■ Extracted material ■
——————
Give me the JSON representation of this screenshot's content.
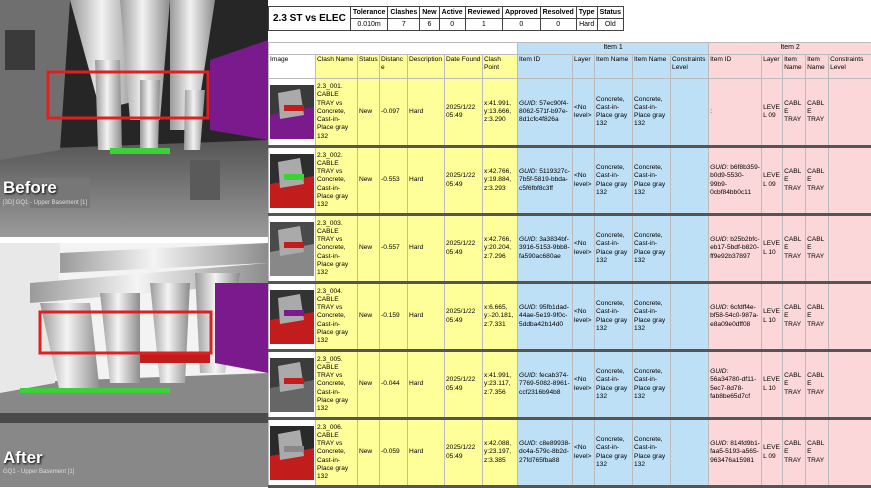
{
  "viewports": [
    {
      "caption": "Before",
      "subcaption": "[3D] GQ1 - Upper Basement [1]"
    },
    {
      "caption": "After",
      "subcaption": "GQ1 - Upper Basement [1]"
    }
  ],
  "summary": {
    "test_name": "2.3 ST vs ELEC",
    "headers": [
      "Tolerance",
      "Clashes",
      "New",
      "Active",
      "Reviewed",
      "Approved",
      "Resolved",
      "Type",
      "Status"
    ],
    "values": [
      "0.010m",
      "7",
      "6",
      "0",
      "1",
      "0",
      "0",
      "Hard",
      "Old"
    ]
  },
  "groups": {
    "item1": "Item 1",
    "item2": "Item 2"
  },
  "columns": {
    "image": "Image",
    "clash_name": "Clash Name",
    "status": "Status",
    "distance": "Distance",
    "description": "Description",
    "date_found": "Date Found",
    "clash_point": "Clash Point",
    "i1_item_id": "Item ID",
    "i1_layer": "Layer",
    "i1_item_name": "Item Name",
    "i1_item_name2": "Item Name",
    "i1_constraints": "Constraints Level",
    "i2_item_id": "Item ID",
    "i2_layer": "Layer",
    "i2_item_name": "Item Name",
    "i2_item_name2": "Item Name",
    "i2_constraints": "Constraints Level"
  },
  "rows": [
    {
      "clash_name": "2.3_001. CABLE TRAY vs Concrete, Cast-in-Place gray 132",
      "status": "New",
      "distance": "-0.097",
      "description": "Hard",
      "date_found": "2025/1/22 05:49",
      "clash_point": "x:41.991, y:13.666, z:3.290",
      "i1_guid_label": "GUID:",
      "i1_guid": "57ec90f4-8062-571f-b97e-8d1cfc4f826a",
      "i1_layer": "<No level>",
      "i1_item_name": "Concrete, Cast-in-Place gray 132",
      "i1_item_name2": "Concrete, Cast-in-Place gray 132",
      "i1_constraints": "",
      "i2_guid_label": "",
      "i2_guid": ":",
      "i2_layer": "LEVEL 09",
      "i2_item_name": "CABLE TRAY",
      "i2_item_name2": "CABLE TRAY",
      "i2_constraints": ""
    },
    {
      "clash_name": "2.3_002. CABLE TRAY vs Concrete, Cast-in-Place gray 132",
      "status": "New",
      "distance": "-0.553",
      "description": "Hard",
      "date_found": "2025/1/22 05:49",
      "clash_point": "x:42.766, y:19.884, z:3.293",
      "i1_guid_label": "GUID:",
      "i1_guid": "5119327c-7b5f-5819-bbda-c5f6fbf8c3ff",
      "i1_layer": "<No level>",
      "i1_item_name": "Concrete, Cast-in-Place gray 132",
      "i1_item_name2": "Concrete, Cast-in-Place gray 132",
      "i1_constraints": "",
      "i2_guid_label": "GUID:",
      "i2_guid": "b6f8b359-b0d9-5530-99b9-0cbf84bb0c11",
      "i2_layer": "LEVEL 09",
      "i2_item_name": "CABLE TRAY",
      "i2_item_name2": "CABLE TRAY",
      "i2_constraints": ""
    },
    {
      "clash_name": "2.3_003. CABLE TRAY vs Concrete, Cast-in-Place gray 132",
      "status": "New",
      "distance": "-0.557",
      "description": "Hard",
      "date_found": "2025/1/22 05:49",
      "clash_point": "x:42.766, y:20.204, z:7.296",
      "i1_guid_label": "GUID:",
      "i1_guid": "3a3834bf-3916-5153-9bb8-fa590ac680ae",
      "i1_layer": "<No level>",
      "i1_item_name": "Concrete, Cast-in-Place gray 132",
      "i1_item_name2": "Concrete, Cast-in-Place gray 132",
      "i1_constraints": "",
      "i2_guid_label": "GUID:",
      "i2_guid": "b25b2bfc-eb17-5bdf-b820-ff9e92b37897",
      "i2_layer": "LEVEL 10",
      "i2_item_name": "CABLE TRAY",
      "i2_item_name2": "CABLE TRAY",
      "i2_constraints": ""
    },
    {
      "clash_name": "2.3_004. CABLE TRAY vs Concrete, Cast-in-Place gray 132",
      "status": "New",
      "distance": "-0.159",
      "description": "Hard",
      "date_found": "2025/1/22 05:49",
      "clash_point": "x:6.665, y:-20.181, z:7.331",
      "i1_guid_label": "GUID:",
      "i1_guid": "95fb1dad-44ae-5e19-9f0c-5ddba42b14d0",
      "i1_layer": "<No level>",
      "i1_item_name": "Concrete, Cast-in-Place gray 132",
      "i1_item_name2": "Concrete, Cast-in-Place gray 132",
      "i1_constraints": "",
      "i2_guid_label": "GUID:",
      "i2_guid": "6cfdff4e-bf58-54c0-987a-e8a09e0dff08",
      "i2_layer": "LEVEL 10",
      "i2_item_name": "CABLE TRAY",
      "i2_item_name2": "CABLE TRAY",
      "i2_constraints": ""
    },
    {
      "clash_name": "2.3_005. CABLE TRAY vs Concrete, Cast-in-Place gray 132",
      "status": "New",
      "distance": "-0.044",
      "description": "Hard",
      "date_found": "2025/1/22 05:49",
      "clash_point": "x:41.991, y:23.117, z:7.356",
      "i1_guid_label": "GUID:",
      "i1_guid": "fecab374-7769-5082-8961-ccf2316b94b8",
      "i1_layer": "<No level>",
      "i1_item_name": "Concrete, Cast-in-Place gray 132",
      "i1_item_name2": "Concrete, Cast-in-Place gray 132",
      "i1_constraints": "",
      "i2_guid_label": "GUID:",
      "i2_guid": "56a34780-df11-5ec7-8d78-fab8be65d7cf",
      "i2_layer": "LEVEL 10",
      "i2_item_name": "CABLE TRAY",
      "i2_item_name2": "CABLE TRAY",
      "i2_constraints": ""
    },
    {
      "clash_name": "2.3_006. CABLE TRAY vs Concrete, Cast-in-Place gray 132",
      "status": "New",
      "distance": "-0.059",
      "description": "Hard",
      "date_found": "2025/1/22 05:49",
      "clash_point": "x:42.088, y:23.197, z:3.385",
      "i1_guid_label": "GUID:",
      "i1_guid": "c8e89938-dc4a-579c-8b2d-27fd765fba88",
      "i1_layer": "<No level>",
      "i1_item_name": "Concrete, Cast-in-Place gray 132",
      "i1_item_name2": "Concrete, Cast-in-Place gray 132",
      "i1_constraints": "",
      "i2_guid_label": "GUID:",
      "i2_guid": "814fd9b1-faa5-5193-a565-963476a15981",
      "i2_layer": "LEVEL 09",
      "i2_item_name": "CABLE TRAY",
      "i2_item_name2": "CABLE TRAY",
      "i2_constraints": ""
    }
  ],
  "colors": {
    "yellow": "#ffff99",
    "blue": "#bde0f7",
    "pink": "#fcd7d9",
    "highlight": "#e02020"
  }
}
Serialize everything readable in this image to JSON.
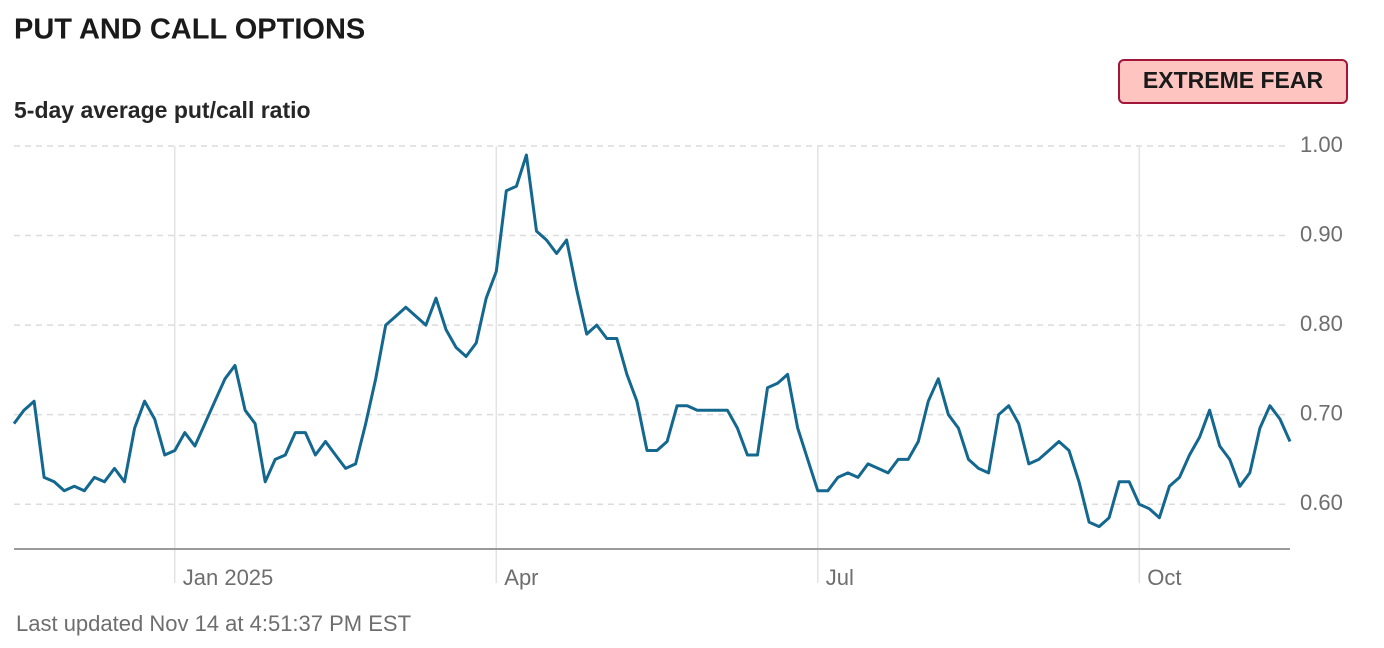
——————
■ What you need to do ■
What is needed is an exact reproduction of the data, pictures excluded.

■ Answer to this exercise ■
Give me the JSON representation of this screenshot's content.
{
  "viewports": [
    {
      "caption": "Before",
      "subcaption": "[3D] GQ1 - Upper Basement [1]"
    },
    {
      "caption": "After",
      "subcaption": "GQ1 - Upper Basement [1]"
    }
  ],
  "summary": {
    "test_name": "2.3 ST vs ELEC",
    "headers": [
      "Tolerance",
      "Clashes",
      "New",
      "Active",
      "Reviewed",
      "Approved",
      "Resolved",
      "Type",
      "Status"
    ],
    "values": [
      "0.010m",
      "7",
      "6",
      "0",
      "1",
      "0",
      "0",
      "Hard",
      "Old"
    ]
  },
  "groups": {
    "item1": "Item 1",
    "item2": "Item 2"
  },
  "columns": {
    "image": "Image",
    "clash_name": "Clash Name",
    "status": "Status",
    "distance": "Distance",
    "description": "Description",
    "date_found": "Date Found",
    "clash_point": "Clash Point",
    "i1_item_id": "Item ID",
    "i1_layer": "Layer",
    "i1_item_name": "Item Name",
    "i1_item_name2": "Item Name",
    "i1_constraints": "Constraints Level",
    "i2_item_id": "Item ID",
    "i2_layer": "Layer",
    "i2_item_name": "Item Name",
    "i2_item_name2": "Item Name",
    "i2_constraints": "Constraints Level"
  },
  "rows": [
    {
      "clash_name": "2.3_001. CABLE TRAY vs Concrete, Cast-in-Place gray 132",
      "status": "New",
      "distance": "-0.097",
      "description": "Hard",
      "date_found": "2025/1/22 05:49",
      "clash_point": "x:41.991, y:13.666, z:3.290",
      "i1_guid_label": "GUID:",
      "i1_guid": "57ec90f4-8062-571f-b97e-8d1cfc4f826a",
      "i1_layer": "<No level>",
      "i1_item_name": "Concrete, Cast-in-Place gray 132",
      "i1_item_name2": "Concrete, Cast-in-Place gray 132",
      "i1_constraints": "",
      "i2_guid_label": "",
      "i2_guid": ":",
      "i2_layer": "LEVEL 09",
      "i2_item_name": "CABLE TRAY",
      "i2_item_name2": "CABLE TRAY",
      "i2_constraints": ""
    },
    {
      "clash_name": "2.3_002. CABLE TRAY vs Concrete, Cast-in-Place gray 132",
      "status": "New",
      "distance": "-0.553",
      "description": "Hard",
      "date_found": "2025/1/22 05:49",
      "clash_point": "x:42.766, y:19.884, z:3.293",
      "i1_guid_label": "GUID:",
      "i1_guid": "5119327c-7b5f-5819-bbda-c5f6fbf8c3ff",
      "i1_layer": "<No level>",
      "i1_item_name": "Concrete, Cast-in-Place gray 132",
      "i1_item_name2": "Concrete, Cast-in-Place gray 132",
      "i1_constraints": "",
      "i2_guid_label": "GUID:",
      "i2_guid": "b6f8b359-b0d9-5530-99b9-0cbf84bb0c11",
      "i2_layer": "LEVEL 09",
      "i2_item_name": "CABLE TRAY",
      "i2_item_name2": "CABLE TRAY",
      "i2_constraints": ""
    },
    {
      "clash_name": "2.3_003. CABLE TRAY vs Concrete, Cast-in-Place gray 132",
      "status": "New",
      "distance": "-0.557",
      "description": "Hard",
      "date_found": "2025/1/22 05:49",
      "clash_point": "x:42.766, y:20.204, z:7.296",
      "i1_guid_label": "GUID:",
      "i1_guid": "3a3834bf-3916-5153-9bb8-fa590ac680ae",
      "i1_layer": "<No level>",
      "i1_item_name": "Concrete, Cast-in-Place gray 132",
      "i1_item_name2": "Concrete, Cast-in-Place gray 132",
      "i1_constraints": "",
      "i2_guid_label": "GUID:",
      "i2_guid": "b25b2bfc-eb17-5bdf-b820-ff9e92b37897",
      "i2_layer": "LEVEL 10",
      "i2_item_name": "CABLE TRAY",
      "i2_item_name2": "CABLE TRAY",
      "i2_constraints": ""
    },
    {
      "clash_name": "2.3_004. CABLE TRAY vs Concrete, Cast-in-Place gray 132",
      "status": "New",
      "distance": "-0.159",
      "description": "Hard",
      "date_found": "2025/1/22 05:49",
      "clash_point": "x:6.665, y:-20.181, z:7.331",
      "i1_guid_label": "GUID:",
      "i1_guid": "95fb1dad-44ae-5e19-9f0c-5ddba42b14d0",
      "i1_layer": "<No level>",
      "i1_item_name": "Concrete, Cast-in-Place gray 132",
      "i1_item_name2": "Concrete, Cast-in-Place gray 132",
      "i1_constraints": "",
      "i2_guid_label": "GUID:",
      "i2_guid": "6cfdff4e-bf58-54c0-987a-e8a09e0dff08",
      "i2_layer": "LEVEL 10",
      "i2_item_name": "CABLE TRAY",
      "i2_item_name2": "CABLE TRAY",
      "i2_constraints": ""
    },
    {
      "clash_name": "2.3_005. CABLE TRAY vs Concrete, Cast-in-Place gray 132",
      "status": "New",
      "distance": "-0.044",
      "description": "Hard",
      "date_found": "2025/1/22 05:49",
      "clash_point": "x:41.991, y:23.117, z:7.356",
      "i1_guid_label": "GUID:",
      "i1_guid": "fecab374-7769-5082-8961-ccf2316b94b8",
      "i1_layer": "<No level>",
      "i1_item_name": "Concrete, Cast-in-Place gray 132",
      "i1_item_name2": "Concrete, Cast-in-Place gray 132",
      "i1_constraints": "",
      "i2_guid_label": "GUID:",
      "i2_guid": "56a34780-df11-5ec7-8d78-fab8be65d7cf",
      "i2_layer": "LEVEL 10",
      "i2_item_name": "CABLE TRAY",
      "i2_item_name2": "CABLE TRAY",
      "i2_constraints": ""
    },
    {
      "clash_name": "2.3_006. CABLE TRAY vs Concrete, Cast-in-Place gray 132",
      "status": "New",
      "distance": "-0.059",
      "description": "Hard",
      "date_found": "2025/1/22 05:49",
      "clash_point": "x:42.088, y:23.197, z:3.385",
      "i1_guid_label": "GUID:",
      "i1_guid": "c8e89938-dc4a-579c-8b2d-27fd765fba88",
      "i1_layer": "<No level>",
      "i1_item_name": "Concrete, Cast-in-Place gray 132",
      "i1_item_name2": "Concrete, Cast-in-Place gray 132",
      "i1_constraints": "",
      "i2_guid_label": "GUID:",
      "i2_guid": "814fd9b1-faa5-5193-a565-963476a15981",
      "i2_layer": "LEVEL 09",
      "i2_item_name": "CABLE TRAY",
      "i2_item_name2": "CABLE TRAY",
      "i2_constraints": ""
    }
  ],
  "colors": {
    "yellow": "#ffff99",
    "blue": "#bde0f7",
    "pink": "#fcd7d9",
    "highlight": "#e02020"
  }
}
Serialize everything readable in this image to JSON.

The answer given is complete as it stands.